Work instructions. Locate every line in the records below that holds the word "color" and return each one.

---- Records supplied

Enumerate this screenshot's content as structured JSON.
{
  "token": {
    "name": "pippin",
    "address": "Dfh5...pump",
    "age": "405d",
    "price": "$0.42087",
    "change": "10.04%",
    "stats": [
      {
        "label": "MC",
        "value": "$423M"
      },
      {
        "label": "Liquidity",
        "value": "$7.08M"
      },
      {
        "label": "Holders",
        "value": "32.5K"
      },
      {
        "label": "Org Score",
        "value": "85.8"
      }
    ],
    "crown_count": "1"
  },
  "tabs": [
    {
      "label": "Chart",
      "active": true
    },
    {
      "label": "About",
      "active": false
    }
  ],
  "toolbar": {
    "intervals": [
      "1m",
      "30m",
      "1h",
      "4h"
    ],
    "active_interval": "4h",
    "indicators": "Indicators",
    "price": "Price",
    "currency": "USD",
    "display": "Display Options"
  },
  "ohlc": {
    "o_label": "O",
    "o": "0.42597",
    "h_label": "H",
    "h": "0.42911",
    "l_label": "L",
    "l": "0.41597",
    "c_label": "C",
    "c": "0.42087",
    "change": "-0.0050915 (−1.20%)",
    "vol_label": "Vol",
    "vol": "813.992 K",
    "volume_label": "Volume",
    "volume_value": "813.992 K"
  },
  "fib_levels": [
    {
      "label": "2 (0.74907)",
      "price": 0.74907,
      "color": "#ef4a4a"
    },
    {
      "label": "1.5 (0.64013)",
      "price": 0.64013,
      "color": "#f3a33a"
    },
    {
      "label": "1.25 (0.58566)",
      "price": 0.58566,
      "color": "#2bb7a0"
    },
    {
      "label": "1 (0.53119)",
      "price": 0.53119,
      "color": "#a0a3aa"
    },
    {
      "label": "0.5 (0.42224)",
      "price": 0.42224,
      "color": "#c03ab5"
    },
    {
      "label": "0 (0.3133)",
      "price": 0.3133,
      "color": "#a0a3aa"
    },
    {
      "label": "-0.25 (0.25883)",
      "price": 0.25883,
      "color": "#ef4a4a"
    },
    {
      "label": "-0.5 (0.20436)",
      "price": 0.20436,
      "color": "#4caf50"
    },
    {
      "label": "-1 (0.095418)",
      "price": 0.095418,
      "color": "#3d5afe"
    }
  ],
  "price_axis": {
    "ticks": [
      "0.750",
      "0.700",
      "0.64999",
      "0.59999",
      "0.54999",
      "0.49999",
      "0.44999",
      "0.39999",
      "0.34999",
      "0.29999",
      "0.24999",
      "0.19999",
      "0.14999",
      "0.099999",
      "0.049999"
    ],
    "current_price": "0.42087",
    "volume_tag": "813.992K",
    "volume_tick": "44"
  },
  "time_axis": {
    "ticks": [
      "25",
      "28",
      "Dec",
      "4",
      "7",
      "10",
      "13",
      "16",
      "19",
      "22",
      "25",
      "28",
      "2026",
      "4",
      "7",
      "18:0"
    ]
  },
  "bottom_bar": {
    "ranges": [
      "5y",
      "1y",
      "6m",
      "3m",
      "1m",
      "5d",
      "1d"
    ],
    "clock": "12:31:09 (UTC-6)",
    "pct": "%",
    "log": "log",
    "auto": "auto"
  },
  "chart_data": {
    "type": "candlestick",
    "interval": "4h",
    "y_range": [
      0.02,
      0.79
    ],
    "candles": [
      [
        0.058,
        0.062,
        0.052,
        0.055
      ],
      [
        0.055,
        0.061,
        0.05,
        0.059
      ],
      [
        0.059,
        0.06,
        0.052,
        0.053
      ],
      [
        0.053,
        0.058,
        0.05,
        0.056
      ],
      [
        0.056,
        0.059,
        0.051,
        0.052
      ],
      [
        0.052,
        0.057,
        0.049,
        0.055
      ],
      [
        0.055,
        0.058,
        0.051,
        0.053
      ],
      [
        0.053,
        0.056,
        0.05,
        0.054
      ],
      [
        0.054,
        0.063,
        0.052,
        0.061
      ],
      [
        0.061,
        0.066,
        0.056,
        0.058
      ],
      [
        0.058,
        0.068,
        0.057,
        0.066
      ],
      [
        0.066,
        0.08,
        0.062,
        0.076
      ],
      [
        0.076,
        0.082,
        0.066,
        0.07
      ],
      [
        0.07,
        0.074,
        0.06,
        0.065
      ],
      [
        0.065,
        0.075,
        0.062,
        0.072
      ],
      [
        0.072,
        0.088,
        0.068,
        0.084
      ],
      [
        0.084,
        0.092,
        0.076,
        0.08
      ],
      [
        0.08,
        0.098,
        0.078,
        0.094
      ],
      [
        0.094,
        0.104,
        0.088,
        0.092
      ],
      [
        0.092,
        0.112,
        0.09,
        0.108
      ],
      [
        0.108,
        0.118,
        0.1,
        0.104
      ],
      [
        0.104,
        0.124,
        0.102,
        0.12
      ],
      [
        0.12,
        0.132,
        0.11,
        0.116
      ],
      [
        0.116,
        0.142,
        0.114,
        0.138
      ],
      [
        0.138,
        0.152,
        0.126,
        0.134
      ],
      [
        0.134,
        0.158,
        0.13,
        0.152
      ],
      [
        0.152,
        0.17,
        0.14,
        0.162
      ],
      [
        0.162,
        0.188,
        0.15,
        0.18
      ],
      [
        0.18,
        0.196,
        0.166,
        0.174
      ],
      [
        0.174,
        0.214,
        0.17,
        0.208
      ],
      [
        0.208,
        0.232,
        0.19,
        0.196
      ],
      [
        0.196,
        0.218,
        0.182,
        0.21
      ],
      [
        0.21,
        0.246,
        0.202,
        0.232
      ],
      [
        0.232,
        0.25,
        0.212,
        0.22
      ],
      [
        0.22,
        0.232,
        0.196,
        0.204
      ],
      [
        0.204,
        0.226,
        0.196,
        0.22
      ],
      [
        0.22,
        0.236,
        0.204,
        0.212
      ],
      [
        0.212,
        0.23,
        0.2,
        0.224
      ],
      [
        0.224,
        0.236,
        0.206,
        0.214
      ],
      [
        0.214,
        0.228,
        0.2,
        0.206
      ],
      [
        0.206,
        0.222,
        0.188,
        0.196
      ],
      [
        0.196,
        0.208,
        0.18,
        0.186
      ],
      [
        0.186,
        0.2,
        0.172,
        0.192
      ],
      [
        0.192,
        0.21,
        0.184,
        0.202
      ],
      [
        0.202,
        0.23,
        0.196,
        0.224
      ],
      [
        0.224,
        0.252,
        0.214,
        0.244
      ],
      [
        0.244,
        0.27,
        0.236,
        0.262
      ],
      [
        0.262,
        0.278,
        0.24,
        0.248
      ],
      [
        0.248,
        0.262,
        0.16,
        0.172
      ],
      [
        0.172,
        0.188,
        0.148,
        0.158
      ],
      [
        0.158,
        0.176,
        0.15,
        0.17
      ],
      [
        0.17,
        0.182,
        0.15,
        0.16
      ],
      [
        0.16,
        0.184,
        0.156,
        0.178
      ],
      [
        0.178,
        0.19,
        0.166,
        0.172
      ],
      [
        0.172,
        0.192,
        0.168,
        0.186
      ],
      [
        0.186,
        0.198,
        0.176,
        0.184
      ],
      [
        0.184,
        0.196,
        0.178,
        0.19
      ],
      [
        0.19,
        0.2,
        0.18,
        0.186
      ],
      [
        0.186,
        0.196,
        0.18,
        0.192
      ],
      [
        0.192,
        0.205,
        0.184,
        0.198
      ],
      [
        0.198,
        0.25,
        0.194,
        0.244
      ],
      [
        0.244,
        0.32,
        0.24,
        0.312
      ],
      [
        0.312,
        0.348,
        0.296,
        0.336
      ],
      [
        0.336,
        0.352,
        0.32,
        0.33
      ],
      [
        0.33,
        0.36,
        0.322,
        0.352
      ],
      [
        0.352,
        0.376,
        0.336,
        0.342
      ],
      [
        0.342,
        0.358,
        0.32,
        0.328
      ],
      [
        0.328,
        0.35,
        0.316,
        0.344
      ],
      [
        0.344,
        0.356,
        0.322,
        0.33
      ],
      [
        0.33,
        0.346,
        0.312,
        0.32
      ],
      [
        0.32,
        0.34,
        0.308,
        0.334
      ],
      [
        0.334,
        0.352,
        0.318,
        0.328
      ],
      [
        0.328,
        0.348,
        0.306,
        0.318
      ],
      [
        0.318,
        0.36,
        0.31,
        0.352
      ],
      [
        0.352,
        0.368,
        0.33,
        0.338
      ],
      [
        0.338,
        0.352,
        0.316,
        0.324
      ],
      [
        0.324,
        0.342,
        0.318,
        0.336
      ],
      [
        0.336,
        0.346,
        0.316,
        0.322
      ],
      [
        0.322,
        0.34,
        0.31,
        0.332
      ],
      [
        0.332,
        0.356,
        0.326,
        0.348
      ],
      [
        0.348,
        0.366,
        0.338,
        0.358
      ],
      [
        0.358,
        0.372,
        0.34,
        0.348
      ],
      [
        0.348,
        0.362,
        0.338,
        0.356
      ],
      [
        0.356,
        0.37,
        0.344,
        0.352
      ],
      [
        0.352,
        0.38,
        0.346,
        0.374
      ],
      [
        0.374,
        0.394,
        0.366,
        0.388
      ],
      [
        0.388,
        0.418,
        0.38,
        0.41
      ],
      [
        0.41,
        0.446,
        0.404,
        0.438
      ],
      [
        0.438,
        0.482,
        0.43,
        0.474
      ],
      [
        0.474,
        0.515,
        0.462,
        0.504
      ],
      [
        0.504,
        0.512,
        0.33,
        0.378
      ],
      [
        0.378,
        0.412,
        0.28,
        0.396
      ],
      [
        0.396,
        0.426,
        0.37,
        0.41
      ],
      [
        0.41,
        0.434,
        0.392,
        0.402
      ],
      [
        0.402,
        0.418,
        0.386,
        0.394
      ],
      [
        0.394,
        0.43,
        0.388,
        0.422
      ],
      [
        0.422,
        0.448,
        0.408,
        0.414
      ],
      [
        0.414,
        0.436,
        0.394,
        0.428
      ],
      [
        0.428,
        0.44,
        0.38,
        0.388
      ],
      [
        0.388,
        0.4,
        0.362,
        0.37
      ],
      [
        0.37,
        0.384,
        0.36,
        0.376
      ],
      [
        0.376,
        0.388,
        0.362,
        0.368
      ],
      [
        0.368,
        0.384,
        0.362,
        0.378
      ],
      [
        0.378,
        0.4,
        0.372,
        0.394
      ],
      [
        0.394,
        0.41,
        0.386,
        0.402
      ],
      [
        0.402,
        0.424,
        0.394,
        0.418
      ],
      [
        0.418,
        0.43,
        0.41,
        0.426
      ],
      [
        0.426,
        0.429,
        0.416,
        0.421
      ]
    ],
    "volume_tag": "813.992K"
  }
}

--------

Task response.
      "color": "#ef4a4a"
      "color": "#f3a33a"
      "color": "#2bb7a0"
      "color": "#a0a3aa"
      "color": "#c03ab5"
      "color": "#a0a3aa"
      "color": "#ef4a4a"
      "color": "#4caf50"
      "color": "#3d5afe"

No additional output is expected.